• [Data for the task]:

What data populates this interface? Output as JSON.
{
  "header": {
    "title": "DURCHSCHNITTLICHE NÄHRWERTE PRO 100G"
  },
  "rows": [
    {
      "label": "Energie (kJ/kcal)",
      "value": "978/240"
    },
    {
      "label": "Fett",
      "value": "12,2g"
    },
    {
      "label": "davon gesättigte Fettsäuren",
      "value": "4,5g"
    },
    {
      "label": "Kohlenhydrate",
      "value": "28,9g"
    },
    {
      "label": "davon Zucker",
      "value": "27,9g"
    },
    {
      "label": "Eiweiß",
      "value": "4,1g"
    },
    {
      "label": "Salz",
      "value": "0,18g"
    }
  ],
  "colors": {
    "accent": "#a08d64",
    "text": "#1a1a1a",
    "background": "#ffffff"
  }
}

• [Task details]:
Identify the lines of the entries containing the string "label". Copy each such line.

• [Correct result]:
      "label": "Energie (kJ/kcal)",
      "label": "Fett",
      "label": "davon gesättigte Fettsäuren",
      "label": "Kohlenhydrate",
      "label": "davon Zucker",
      "label": "Eiweiß",
      "label": "Salz",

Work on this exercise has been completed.